Set exercise: Tell how many lines in the data below include the word "title". The answer is the number only.

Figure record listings

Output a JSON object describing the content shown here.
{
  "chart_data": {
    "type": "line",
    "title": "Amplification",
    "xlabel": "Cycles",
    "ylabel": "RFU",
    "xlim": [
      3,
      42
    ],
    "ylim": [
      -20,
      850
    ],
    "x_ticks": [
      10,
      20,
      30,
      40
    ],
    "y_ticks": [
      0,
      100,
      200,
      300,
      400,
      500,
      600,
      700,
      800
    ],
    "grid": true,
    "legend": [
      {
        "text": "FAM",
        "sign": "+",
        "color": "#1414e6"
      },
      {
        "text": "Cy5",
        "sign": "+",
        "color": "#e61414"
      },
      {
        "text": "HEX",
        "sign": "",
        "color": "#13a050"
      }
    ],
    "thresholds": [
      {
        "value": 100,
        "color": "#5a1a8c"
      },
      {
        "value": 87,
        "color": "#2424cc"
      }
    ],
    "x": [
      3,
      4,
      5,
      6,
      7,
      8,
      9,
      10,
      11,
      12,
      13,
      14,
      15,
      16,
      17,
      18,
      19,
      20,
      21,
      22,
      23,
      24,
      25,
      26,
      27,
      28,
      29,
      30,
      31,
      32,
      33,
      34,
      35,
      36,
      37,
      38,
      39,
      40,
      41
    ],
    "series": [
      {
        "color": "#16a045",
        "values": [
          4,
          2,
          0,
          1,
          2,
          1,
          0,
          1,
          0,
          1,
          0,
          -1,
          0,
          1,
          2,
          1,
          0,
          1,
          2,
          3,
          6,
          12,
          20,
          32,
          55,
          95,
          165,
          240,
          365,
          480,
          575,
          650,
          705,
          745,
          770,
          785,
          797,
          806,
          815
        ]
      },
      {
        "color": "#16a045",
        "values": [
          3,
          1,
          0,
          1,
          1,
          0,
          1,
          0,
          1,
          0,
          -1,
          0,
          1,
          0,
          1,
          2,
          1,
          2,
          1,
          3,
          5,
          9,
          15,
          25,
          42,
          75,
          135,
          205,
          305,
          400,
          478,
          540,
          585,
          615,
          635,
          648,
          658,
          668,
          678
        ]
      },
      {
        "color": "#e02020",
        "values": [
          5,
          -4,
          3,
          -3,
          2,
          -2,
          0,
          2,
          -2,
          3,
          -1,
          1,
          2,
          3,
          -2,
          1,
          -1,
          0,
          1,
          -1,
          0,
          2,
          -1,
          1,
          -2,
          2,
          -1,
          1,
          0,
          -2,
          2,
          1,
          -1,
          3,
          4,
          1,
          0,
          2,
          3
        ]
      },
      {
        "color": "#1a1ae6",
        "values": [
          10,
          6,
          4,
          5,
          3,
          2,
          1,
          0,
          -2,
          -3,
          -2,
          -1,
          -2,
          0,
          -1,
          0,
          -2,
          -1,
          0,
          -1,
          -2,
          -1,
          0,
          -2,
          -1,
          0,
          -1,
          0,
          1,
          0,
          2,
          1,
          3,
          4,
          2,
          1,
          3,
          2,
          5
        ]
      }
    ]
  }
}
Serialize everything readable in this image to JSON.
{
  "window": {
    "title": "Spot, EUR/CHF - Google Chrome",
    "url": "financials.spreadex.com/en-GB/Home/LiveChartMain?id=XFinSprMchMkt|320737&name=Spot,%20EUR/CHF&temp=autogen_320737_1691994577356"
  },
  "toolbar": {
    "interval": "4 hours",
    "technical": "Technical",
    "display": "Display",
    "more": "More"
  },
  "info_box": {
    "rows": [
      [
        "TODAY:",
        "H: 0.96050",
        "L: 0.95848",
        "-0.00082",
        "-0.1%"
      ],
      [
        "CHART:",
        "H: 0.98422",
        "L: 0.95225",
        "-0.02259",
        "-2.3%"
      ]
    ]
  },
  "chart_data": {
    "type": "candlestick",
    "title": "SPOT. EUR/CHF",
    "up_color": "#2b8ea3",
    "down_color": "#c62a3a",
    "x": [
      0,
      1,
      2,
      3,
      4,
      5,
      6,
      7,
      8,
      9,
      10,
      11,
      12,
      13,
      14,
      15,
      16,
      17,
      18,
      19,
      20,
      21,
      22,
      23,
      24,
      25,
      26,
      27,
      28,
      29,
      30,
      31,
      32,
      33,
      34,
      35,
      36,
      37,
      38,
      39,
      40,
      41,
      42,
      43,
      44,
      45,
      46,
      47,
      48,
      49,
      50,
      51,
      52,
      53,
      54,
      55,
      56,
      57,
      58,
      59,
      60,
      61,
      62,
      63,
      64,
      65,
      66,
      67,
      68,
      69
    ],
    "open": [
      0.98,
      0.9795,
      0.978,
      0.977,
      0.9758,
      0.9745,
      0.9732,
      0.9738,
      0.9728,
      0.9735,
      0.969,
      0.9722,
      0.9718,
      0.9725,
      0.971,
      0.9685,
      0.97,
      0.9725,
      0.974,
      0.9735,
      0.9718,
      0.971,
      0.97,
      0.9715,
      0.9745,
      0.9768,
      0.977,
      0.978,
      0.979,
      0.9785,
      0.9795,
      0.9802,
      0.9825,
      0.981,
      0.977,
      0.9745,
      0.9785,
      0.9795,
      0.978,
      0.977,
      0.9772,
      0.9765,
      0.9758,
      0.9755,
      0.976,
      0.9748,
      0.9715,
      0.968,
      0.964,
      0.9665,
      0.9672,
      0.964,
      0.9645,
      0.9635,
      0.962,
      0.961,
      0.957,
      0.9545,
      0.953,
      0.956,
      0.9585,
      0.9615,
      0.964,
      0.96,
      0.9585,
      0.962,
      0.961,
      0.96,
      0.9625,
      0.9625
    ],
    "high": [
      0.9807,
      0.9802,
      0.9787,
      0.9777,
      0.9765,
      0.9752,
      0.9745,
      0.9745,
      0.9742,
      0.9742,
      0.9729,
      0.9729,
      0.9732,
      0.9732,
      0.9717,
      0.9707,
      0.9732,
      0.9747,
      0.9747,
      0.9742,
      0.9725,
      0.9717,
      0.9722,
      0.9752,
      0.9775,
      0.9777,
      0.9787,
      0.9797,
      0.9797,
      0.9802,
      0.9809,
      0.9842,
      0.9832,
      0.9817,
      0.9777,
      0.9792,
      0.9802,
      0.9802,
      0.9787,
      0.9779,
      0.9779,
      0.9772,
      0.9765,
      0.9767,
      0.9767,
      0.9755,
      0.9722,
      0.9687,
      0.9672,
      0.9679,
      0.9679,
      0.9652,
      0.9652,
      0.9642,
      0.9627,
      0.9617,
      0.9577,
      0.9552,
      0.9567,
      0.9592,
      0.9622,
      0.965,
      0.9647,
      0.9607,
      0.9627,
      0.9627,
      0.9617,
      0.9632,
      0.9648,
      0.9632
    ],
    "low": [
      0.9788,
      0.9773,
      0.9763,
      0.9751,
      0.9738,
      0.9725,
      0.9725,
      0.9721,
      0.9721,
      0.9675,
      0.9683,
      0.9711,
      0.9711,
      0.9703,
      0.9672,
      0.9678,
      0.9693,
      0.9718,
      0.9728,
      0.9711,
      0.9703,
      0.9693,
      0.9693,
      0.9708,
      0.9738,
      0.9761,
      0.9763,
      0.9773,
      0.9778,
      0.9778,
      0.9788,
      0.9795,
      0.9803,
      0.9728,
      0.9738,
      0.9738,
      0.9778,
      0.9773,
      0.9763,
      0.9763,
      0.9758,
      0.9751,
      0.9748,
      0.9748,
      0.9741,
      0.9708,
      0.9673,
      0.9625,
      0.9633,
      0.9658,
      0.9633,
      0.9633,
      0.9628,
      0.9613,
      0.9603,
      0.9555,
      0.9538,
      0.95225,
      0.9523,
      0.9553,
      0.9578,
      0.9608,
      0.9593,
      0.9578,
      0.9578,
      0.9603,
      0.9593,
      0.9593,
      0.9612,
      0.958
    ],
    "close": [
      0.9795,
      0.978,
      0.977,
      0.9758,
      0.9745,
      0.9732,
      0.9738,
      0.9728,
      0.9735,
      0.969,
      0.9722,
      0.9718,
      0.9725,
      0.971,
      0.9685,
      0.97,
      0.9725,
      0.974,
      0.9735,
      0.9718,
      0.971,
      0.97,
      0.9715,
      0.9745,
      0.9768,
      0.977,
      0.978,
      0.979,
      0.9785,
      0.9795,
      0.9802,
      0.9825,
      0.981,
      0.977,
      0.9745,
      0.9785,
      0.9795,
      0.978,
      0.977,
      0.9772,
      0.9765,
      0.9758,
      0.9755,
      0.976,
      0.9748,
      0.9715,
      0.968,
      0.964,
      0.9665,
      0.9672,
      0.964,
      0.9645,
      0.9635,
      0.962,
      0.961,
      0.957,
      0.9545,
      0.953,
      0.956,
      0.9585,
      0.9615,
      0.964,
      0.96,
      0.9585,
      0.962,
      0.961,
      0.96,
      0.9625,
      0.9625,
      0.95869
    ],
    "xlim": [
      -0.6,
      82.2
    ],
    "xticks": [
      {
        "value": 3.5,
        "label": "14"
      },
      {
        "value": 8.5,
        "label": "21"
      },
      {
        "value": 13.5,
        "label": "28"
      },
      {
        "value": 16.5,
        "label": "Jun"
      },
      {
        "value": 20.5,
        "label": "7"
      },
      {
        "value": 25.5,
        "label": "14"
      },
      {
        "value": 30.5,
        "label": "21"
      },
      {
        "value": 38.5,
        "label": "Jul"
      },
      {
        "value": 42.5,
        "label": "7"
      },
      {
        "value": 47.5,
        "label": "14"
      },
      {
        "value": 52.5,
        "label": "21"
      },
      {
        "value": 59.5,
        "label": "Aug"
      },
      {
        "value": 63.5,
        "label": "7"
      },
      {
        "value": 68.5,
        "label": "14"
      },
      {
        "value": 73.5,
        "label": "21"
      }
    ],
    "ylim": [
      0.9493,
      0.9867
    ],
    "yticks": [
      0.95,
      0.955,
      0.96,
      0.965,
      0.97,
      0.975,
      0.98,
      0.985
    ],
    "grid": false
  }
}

Final result: 3